_BACAAN_

__________________________________________________

Ada hal yang tidak pernah terjadi sebelumnyayang mungkin sangat penting terjadi di Australia pekan lalu. Yaitu ketika pemerintah berupaya menggunakan kekuatan militer untuk mengusir 434 calon pengungsi keluar dari negara itu. Sebagian besar dari mereka semua berasal dari Afghanistan, bersama sejumlah orang Pakistan dan Sri Lanka.
Kisah itu dimulai 24 Agustus. Ketika 434 pengungsi meninggalkan Indonesia dengan kapal Palapa 1, sebuah kapal kayu yang tidak laik melaut yang diduga mendarat secara ilegal di Australia sehingga memungkinkan mereka berhak mendapatkan suaka politik. Tetapi sehari kemudian, ketika masih berada dekat daratan Indonesia, kapal naas itu tenggelam. Awak kapal pun mengirim alaram bahaya. Kapal pengangkut Norwegia, Tampa, salah satu kapal ferry terbesar dunia menanggapi seruan gawat darurat. Pada 26 Agustus, kapal itu pun menyelamatkan para penumpang beserta empat anak buah kapal ketika kapal kayu tumpangan mereka benar-benar sudah terbelah dua.
Para calon imigran di atas Kapal Tampa. |
Kapal Tampa kemudian berlayar menuju pelabuhan terdekat di Indonesia. Namun, setelah beberapa jam berlayar, sebuah kelompok pengungsi Afghanistan konon "bertindak agresif dan sangat marah." Mereka mengancam seorang anak buah kapal Tampa yang kecil yang berusia 27 tahun jika kapal tidak berbalik arah membawa mereka ke Australia. Karena takut, kapten kapal menuruti tuntutan mereka.
Australia sadar Kapal Tampa menuju ke negara mereka. Pada 27 Agustus, Perdana Menteri John Howard lantas melarang para pengungsi memasuki kawasan negaranya. Dikatakannya, Austalia tidak bisa dilihat "sebagai negara yang mudah dituju." Kapten kapal patuh. Ia membuang jangkar tepat 9 kilomenter di luar perairan Australia.
Tetapi dua hari kemudian, dengan alasan kesehatan di antara para pengungsi Afghanistan, kapten kembali membawa kapal menuju perairan Australia, mengarah menuju daratan. John Howard pun bereaksi. Ia mengirim pasukan Australia terlatih untuk menaiki kapal tersebut dan mencegahnya berlabuh. Diikatakannya, dia harus "menarik garis atas semakin banyaknya jumlah pendatang illegal yang tidak terkontrol di negerinya."
Jalan buntu pun terjadi ketika kapal raksasa seberat 44.000 ton mengincar sebuah pulau kecil Australia. Persoalan para penumpang kapal itu pun berubah menjadi krisis kecil internasional. Insiden baru berakhir 31 Agustus lalu, ketika Selandia Baru mengumumkan kesediaannya menerima 150 pencari suaka sementara Nauru (sebuah negara pulau kecil, miskin di Lautan Pasifik) menerima sisa pencari suaka sebagai balasan terhadap dana kontan Australia yang tumpah ruah ke negerinya. Sambil menunggu keputusan sebuah pengadilan Australia, hasil aneh ini justru menyelesaikan persoalan.

__________________________________________________

(Entri dataset tata letak)
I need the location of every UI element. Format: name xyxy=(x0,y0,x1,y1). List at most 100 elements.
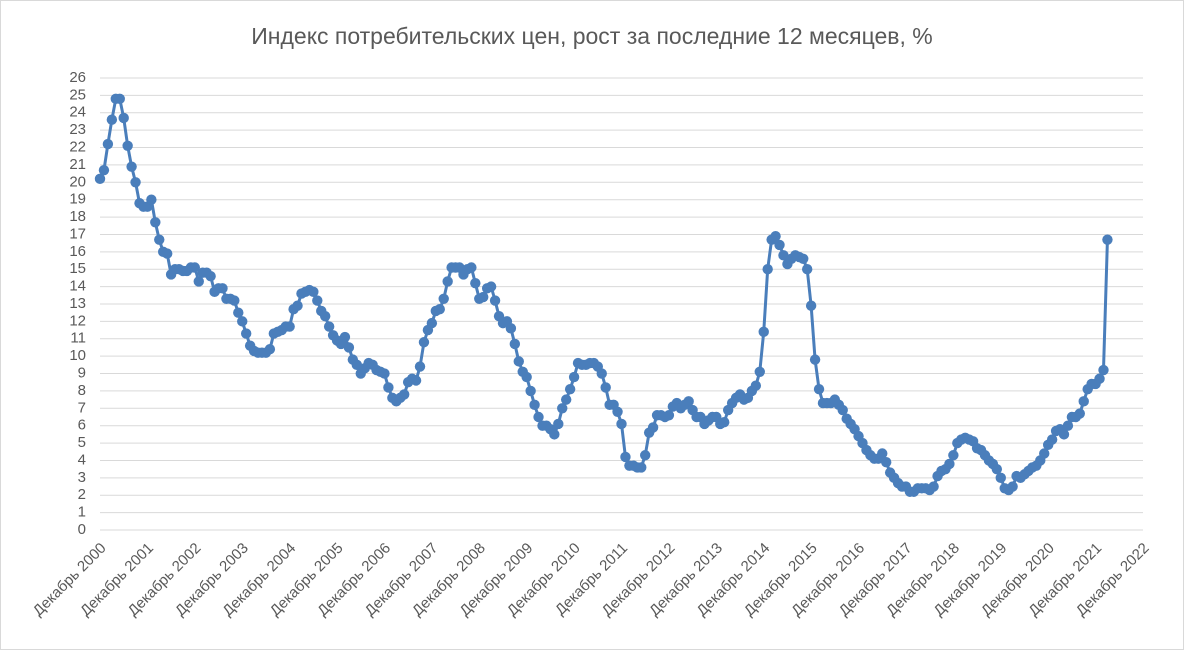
point xyxy=(513,356,524,367)
point xyxy=(1007,481,1018,492)
point xyxy=(620,451,631,463)
point xyxy=(813,383,825,395)
point xyxy=(284,321,295,332)
y-tick-label: 8 xyxy=(78,382,86,399)
point xyxy=(102,138,114,150)
y-tick-label: 13 xyxy=(69,295,86,312)
point xyxy=(809,354,821,365)
point xyxy=(640,450,651,461)
point xyxy=(466,262,477,273)
point xyxy=(750,380,762,391)
point xyxy=(161,248,173,259)
y-tick-label: 4 xyxy=(78,451,86,468)
point xyxy=(438,293,449,304)
point xyxy=(339,331,351,343)
point xyxy=(193,276,204,287)
y-tick-label: 23 xyxy=(69,121,86,138)
point xyxy=(319,310,331,322)
point xyxy=(612,406,623,417)
y-tick-label: 17 xyxy=(69,225,86,242)
point xyxy=(399,389,410,400)
point xyxy=(600,382,611,393)
point xyxy=(485,281,497,292)
point xyxy=(292,300,303,311)
point xyxy=(616,418,627,430)
y-tick-label: 18 xyxy=(69,208,86,225)
point xyxy=(205,270,216,282)
y-tick-label: 9 xyxy=(78,365,86,382)
point xyxy=(237,316,248,327)
point xyxy=(351,359,362,371)
point xyxy=(383,382,394,393)
point xyxy=(798,253,809,264)
point xyxy=(719,417,730,428)
point xyxy=(636,462,647,473)
point xyxy=(801,264,813,275)
y-tick-label: 0 xyxy=(78,521,86,538)
point xyxy=(944,458,955,470)
point xyxy=(229,295,240,306)
point xyxy=(877,448,888,459)
point xyxy=(557,403,568,414)
point xyxy=(122,140,133,151)
point xyxy=(948,450,959,461)
point xyxy=(126,161,137,172)
point xyxy=(533,411,544,423)
point xyxy=(1046,434,1058,445)
point xyxy=(323,321,335,332)
point xyxy=(549,429,560,440)
point xyxy=(146,194,157,205)
point xyxy=(308,286,319,298)
point xyxy=(233,307,244,318)
point xyxy=(762,264,773,275)
point xyxy=(805,300,817,311)
y-tick-label: 22 xyxy=(69,139,86,156)
point xyxy=(410,375,422,386)
y-tick-label: 19 xyxy=(69,191,86,208)
point xyxy=(778,250,789,261)
y-tick-label: 11 xyxy=(70,330,86,347)
point xyxy=(1102,234,1113,245)
point xyxy=(509,338,521,350)
point xyxy=(1058,429,1070,440)
y-tick-label: 25 xyxy=(69,86,86,103)
point xyxy=(106,114,118,125)
point xyxy=(683,396,694,407)
point xyxy=(379,368,390,379)
point xyxy=(414,361,426,372)
y-tick-label: 2 xyxy=(78,486,86,503)
point xyxy=(521,371,532,383)
point xyxy=(560,394,572,405)
y-tick-label: 6 xyxy=(78,417,86,434)
point xyxy=(774,239,785,251)
point xyxy=(596,368,607,379)
chart-title: Индекс потребительских цен, рост за посл… xyxy=(251,23,933,49)
point xyxy=(114,93,125,105)
point xyxy=(442,276,453,287)
point xyxy=(663,410,675,421)
y-tick-label: 10 xyxy=(69,347,86,364)
point xyxy=(881,457,892,468)
point xyxy=(470,277,481,289)
point xyxy=(312,295,323,306)
point xyxy=(647,422,659,433)
point xyxy=(568,371,580,383)
point xyxy=(1039,448,1050,459)
y-tick-label: 5 xyxy=(78,434,86,451)
point xyxy=(418,337,430,348)
y-tick-label: 15 xyxy=(69,260,86,277)
y-tick-label: 20 xyxy=(69,173,86,190)
point xyxy=(189,262,201,273)
point xyxy=(1062,420,1074,431)
point xyxy=(1094,373,1105,384)
y-tick-label: 14 xyxy=(69,278,86,295)
point xyxy=(505,323,517,334)
point xyxy=(130,177,141,188)
point xyxy=(343,342,355,353)
y-tick-label: 21 xyxy=(69,156,86,173)
point xyxy=(426,317,438,329)
point xyxy=(434,304,445,315)
point xyxy=(928,481,939,492)
point xyxy=(489,295,501,306)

__________________________________________________

_TUGAS ANDA_
Lanjutkan bacaan tentang peristiwa kapal Tampa di Australia, dimulai setelah kalimat terakhirnya.

_HASIL LATIHAN_
Episode Tampa untuk pertama kalinya menandai sejarah masa kini. Yaitu ketika sebuah Pemerintahan Barat menggunakan kekuatan militer untuk mencegah sekelompok orang di ambang pintunya untuk meminta suaka.
Seperti diramalkan, aksi pemerintah itu dikecam luas oleh para pemimpin dari luar ("merusak reputasinya), lembaga-lembaga internasional ("tidak bisa menerimanya"). Bahkan juga dikecam lewat opini elit di Australia baik oleh kalangan media ("yang lucu") maupun kalangan akademis ("kita sedang menjadi negara miskin").
Seperti diramalkan, polling memperlihatkan bahwa 78 persen warga Australia mendukung "penyelesaian" ala Howard. Partainya malah mendapat lima persen suara sehingga menjadi lebih terkenal. Bagaimanapun, dukungan luas itu merefefleksikan dua kekhawatiran umum.
Pertama, para imigran illegal, yang sebagian besar berasal dari Afghanistan, Irak dan Iran bertumbuh sangat pesat. Apalagi, sebelas hari sebelum Kapal Tampa merapat di daratan, terlihat lebih dari 1.500 imigran illegal mendarat di Australia dengan menggunakan perahu-perahu kecil. Dan berbagai laporan beredar mengatakan, ada 5.000 calon imigran lain lagi sudah siap berlayar dari Indonesia. Akibatnya, banyak warga Australia merasa harus berjaga-jaga.
Kedua, berbagai laporan polisi yang terbaru tentang kelompok geng Lebanon yang memperkosa kaum wanita non-Muslim, dengan tujuan menghina memang membangkitkan kemarahan warga Australia. (Seorang korban mengutip kata-kata penyerangnya yang mengatakan, "Kau pantas diperkosa karena kau orang Australia")
Berbagai pandangan yang berbeda juga muncul di seluruh negara-negara Barat (khususnya di Austria), seiring dengan upaya pemerintah untuk menyambut siapa saja yang mengetuk pintunya sementara penduduknya justru benci dengan mengalir masuknya orang-orang dengan budaya dan sudut pandang yang berbeda.
Tindakan Howard meminta militer menutup batas-batas negara dari serbuan imigran illegal mungkin merupakan tindakan menguntungkan. Bagaimanapun, lebih memungkinkan bahwa tindakannya menjadi preseden sehingga bakal ditiru negara lain ketika imigrasi yang tidak terkontrol menjadi masalah yang semakin sentral bagi masyarakat Eropa. Ada empat faktor yang membesarkan kecenderungan ini.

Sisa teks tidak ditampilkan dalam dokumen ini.